In full and without alteration, repeat the material.

Extracted records

☆ ☆ ☆ ☆

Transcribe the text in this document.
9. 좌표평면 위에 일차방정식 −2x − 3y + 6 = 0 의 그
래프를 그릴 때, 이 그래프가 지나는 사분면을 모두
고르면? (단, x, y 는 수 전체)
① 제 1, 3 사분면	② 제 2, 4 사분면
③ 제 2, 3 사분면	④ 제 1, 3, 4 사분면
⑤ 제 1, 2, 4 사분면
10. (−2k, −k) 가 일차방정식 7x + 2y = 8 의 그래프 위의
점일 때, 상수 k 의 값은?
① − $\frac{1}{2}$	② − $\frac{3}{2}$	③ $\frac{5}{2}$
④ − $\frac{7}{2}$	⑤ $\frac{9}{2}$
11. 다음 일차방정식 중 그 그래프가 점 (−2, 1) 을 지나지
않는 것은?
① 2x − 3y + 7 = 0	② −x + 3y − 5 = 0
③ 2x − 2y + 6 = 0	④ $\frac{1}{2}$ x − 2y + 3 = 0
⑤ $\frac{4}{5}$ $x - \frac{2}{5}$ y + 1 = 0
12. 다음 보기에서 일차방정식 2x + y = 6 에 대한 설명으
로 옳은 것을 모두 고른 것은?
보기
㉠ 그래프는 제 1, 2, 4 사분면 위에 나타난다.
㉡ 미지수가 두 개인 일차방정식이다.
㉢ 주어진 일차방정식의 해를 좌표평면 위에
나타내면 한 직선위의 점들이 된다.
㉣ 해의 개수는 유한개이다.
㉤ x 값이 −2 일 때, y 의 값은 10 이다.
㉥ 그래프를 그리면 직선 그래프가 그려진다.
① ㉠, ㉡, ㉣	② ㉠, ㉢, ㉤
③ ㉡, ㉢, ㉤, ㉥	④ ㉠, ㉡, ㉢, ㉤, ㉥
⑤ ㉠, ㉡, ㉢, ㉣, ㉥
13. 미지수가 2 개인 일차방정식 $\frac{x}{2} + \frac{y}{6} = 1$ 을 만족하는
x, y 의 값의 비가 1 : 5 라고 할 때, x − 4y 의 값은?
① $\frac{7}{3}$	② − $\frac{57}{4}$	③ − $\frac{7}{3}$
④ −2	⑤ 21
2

☆ ☆ ☆ ☆

Response below >>
Transcribe the text in this document.
9. 좌표평면 위에 일차방정식 −2x − 3y + 6 = 0 의 그
래프를 그릴 때, 이 그래프가 지나는 사분면을 모두
고르면? (단, x, y 는 수 전체)
① 제 1, 3 사분면	② 제 2, 4 사분면
③ 제 2, 3 사분면	④ 제 1, 3, 4 사분면
⑤ 제 1, 2, 4 사분면
10. (−2k, −k) 가 일차방정식 7x + 2y = 8 의 그래프 위의
점일 때, 상수 k 의 값은?
① − $\frac{1}{2}$	② − $\frac{3}{2}$	③ $\frac{5}{2}$
④ − $\frac{7}{2}$	⑤ $\frac{9}{2}$
11. 다음 일차방정식 중 그 그래프가 점 (−2, 1) 을 지나지
않는 것은?
① 2x − 3y + 7 = 0	② −x + 3y − 5 = 0
③ 2x − 2y + 6 = 0	④ $\frac{1}{2}$ x − 2y + 3 = 0
⑤ $\frac{4}{5}$ $x - \frac{2}{5}$ y + 1 = 0
12. 다음 보기에서 일차방정식 2x + y = 6 에 대한 설명으
로 옳은 것을 모두 고른 것은?
보기
㉠ 그래프는 제 1, 2, 4 사분면 위에 나타난다.
㉡ 미지수가 두 개인 일차방정식이다.
㉢ 주어진 일차방정식의 해를 좌표평면 위에
나타내면 한 직선위의 점들이 된다.
㉣ 해의 개수는 유한개이다.
㉤ x 값이 −2 일 때, y 의 값은 10 이다.
㉥ 그래프를 그리면 직선 그래프가 그려진다.
① ㉠, ㉡, ㉣	② ㉠, ㉢, ㉤
③ ㉡, ㉢, ㉤, ㉥	④ ㉠, ㉡, ㉢, ㉤, ㉥
⑤ ㉠, ㉡, ㉢, ㉣, ㉥
13. 미지수가 2 개인 일차방정식 $\frac{x}{2} + \frac{y}{6} = 1$ 을 만족하는
x, y 의 값의 비가 1 : 5 라고 할 때, x − 4y 의 값은?
① $\frac{7}{3}$	② − $\frac{57}{4}$	③ − $\frac{7}{3}$
④ −2	⑤ 21
2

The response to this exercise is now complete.